Aim: Find the lines with "海上文学百家文库" in them and copy them out.

Dataset records:
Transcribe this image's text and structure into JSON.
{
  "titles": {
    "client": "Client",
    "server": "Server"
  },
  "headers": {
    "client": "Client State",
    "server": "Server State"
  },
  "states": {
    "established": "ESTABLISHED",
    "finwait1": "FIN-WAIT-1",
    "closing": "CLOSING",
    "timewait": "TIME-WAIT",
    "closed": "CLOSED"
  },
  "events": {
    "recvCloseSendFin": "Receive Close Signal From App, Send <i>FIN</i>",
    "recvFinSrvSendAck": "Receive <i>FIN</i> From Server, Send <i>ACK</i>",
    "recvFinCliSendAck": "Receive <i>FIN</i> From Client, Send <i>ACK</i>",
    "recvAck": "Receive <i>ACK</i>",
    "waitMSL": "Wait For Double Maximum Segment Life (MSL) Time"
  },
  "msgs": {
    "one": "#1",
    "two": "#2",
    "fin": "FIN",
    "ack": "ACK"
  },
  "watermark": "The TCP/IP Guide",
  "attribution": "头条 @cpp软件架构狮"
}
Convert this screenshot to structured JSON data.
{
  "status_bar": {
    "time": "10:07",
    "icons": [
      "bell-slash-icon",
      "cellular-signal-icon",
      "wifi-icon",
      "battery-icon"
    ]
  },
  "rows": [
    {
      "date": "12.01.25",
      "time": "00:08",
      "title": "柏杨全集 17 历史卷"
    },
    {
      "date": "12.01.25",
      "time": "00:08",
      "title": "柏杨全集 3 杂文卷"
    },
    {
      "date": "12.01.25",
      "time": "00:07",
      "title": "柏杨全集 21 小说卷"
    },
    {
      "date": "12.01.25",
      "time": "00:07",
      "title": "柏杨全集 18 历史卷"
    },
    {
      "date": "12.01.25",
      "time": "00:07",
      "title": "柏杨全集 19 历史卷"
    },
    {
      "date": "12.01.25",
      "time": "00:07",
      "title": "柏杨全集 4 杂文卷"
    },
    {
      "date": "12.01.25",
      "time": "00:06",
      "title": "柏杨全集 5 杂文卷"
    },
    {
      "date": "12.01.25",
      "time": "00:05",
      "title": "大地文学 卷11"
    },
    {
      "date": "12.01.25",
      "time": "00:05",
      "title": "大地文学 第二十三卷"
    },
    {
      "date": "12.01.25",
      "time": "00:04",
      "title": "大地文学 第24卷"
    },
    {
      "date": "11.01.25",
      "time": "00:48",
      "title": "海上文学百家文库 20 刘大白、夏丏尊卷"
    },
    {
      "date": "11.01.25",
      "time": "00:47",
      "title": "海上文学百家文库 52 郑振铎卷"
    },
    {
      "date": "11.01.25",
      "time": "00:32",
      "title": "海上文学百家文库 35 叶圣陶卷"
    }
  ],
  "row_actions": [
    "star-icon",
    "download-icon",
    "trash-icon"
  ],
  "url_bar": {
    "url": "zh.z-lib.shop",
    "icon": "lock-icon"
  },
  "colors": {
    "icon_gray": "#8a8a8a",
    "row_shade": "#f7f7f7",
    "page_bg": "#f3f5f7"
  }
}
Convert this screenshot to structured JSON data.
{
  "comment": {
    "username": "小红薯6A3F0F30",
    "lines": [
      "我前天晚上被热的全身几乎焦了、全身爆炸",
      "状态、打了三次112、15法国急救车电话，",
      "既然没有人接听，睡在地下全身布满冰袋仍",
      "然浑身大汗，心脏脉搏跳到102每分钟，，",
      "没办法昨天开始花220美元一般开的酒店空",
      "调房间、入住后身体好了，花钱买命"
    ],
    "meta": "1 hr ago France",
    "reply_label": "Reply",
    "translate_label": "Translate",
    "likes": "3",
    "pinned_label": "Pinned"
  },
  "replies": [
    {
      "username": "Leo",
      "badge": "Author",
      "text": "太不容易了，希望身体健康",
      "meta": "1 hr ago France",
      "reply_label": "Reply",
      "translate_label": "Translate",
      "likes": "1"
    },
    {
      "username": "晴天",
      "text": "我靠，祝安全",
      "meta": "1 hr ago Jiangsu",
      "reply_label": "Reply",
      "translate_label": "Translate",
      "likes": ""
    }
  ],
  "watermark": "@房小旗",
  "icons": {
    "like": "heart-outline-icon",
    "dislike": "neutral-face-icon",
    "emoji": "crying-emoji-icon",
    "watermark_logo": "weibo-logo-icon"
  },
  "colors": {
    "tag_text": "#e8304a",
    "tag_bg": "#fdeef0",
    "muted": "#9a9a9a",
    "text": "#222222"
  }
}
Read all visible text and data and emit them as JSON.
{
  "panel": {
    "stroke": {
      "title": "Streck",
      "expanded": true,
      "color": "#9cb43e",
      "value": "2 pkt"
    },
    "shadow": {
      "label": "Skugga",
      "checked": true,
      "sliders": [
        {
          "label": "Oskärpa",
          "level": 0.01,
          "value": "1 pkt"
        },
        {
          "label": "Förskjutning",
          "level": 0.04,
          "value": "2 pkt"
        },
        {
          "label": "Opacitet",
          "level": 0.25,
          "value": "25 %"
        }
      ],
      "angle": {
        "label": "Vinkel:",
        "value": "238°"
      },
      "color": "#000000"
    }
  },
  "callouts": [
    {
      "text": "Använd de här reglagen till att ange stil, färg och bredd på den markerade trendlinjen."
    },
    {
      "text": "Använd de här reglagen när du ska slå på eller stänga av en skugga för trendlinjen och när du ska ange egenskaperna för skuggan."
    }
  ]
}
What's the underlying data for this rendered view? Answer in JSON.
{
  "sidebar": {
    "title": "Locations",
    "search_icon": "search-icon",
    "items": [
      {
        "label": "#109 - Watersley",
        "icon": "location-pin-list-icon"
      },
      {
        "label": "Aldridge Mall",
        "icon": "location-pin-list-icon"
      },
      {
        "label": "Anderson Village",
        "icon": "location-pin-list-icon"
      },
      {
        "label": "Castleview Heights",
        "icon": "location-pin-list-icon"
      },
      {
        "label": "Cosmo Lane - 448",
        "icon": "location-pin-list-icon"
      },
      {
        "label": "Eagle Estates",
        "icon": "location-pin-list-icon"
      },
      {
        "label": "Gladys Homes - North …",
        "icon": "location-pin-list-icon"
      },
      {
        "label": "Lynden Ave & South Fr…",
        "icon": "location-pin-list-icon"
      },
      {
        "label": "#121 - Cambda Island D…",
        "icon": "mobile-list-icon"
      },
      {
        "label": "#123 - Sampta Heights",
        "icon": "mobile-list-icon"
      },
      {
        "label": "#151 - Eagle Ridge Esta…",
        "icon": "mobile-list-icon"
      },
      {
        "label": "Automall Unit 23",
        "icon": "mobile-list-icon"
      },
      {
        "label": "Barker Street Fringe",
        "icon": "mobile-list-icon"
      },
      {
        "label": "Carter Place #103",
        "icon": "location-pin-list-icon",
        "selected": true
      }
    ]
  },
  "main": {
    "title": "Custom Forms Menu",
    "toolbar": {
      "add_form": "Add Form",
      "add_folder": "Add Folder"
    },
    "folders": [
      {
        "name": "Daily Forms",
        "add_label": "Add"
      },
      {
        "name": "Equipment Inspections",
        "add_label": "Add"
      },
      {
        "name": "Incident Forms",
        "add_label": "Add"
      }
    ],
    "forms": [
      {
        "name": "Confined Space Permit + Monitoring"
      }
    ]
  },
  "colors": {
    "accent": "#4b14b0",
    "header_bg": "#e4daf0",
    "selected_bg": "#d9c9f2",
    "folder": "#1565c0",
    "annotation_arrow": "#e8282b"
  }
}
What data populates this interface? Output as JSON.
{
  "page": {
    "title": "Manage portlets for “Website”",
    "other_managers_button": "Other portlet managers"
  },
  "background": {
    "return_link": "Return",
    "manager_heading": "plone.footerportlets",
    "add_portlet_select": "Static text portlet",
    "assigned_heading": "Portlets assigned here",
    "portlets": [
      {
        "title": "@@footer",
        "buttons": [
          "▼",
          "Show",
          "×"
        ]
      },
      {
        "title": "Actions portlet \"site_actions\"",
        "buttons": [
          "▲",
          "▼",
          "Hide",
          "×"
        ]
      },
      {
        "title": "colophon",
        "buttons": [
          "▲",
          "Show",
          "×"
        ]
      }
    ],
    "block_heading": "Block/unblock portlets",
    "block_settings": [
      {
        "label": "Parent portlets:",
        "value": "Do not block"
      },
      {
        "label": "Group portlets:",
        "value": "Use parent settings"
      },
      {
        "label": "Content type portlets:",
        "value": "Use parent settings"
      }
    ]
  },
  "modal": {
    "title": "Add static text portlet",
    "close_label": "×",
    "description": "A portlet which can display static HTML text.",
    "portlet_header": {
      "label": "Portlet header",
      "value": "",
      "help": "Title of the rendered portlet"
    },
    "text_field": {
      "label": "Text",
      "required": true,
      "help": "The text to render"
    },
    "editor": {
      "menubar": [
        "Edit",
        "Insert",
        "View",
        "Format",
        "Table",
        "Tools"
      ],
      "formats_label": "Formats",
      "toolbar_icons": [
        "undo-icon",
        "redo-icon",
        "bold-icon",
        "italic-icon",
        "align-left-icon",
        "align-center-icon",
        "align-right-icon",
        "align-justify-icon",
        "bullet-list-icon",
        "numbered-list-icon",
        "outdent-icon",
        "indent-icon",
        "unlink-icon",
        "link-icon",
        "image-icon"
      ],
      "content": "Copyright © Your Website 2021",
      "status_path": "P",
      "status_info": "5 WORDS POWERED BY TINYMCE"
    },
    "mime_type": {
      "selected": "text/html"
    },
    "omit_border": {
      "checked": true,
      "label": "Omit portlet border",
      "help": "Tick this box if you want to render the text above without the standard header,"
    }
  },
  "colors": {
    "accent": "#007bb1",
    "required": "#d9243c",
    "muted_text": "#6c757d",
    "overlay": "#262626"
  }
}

Solution to this task:
      "title": "海上文学百家文库 20 刘大白、夏丏尊卷"
      "title": "海上文学百家文库 52 郑振铎卷"
      "title": "海上文学百家文库 35 叶圣陶卷"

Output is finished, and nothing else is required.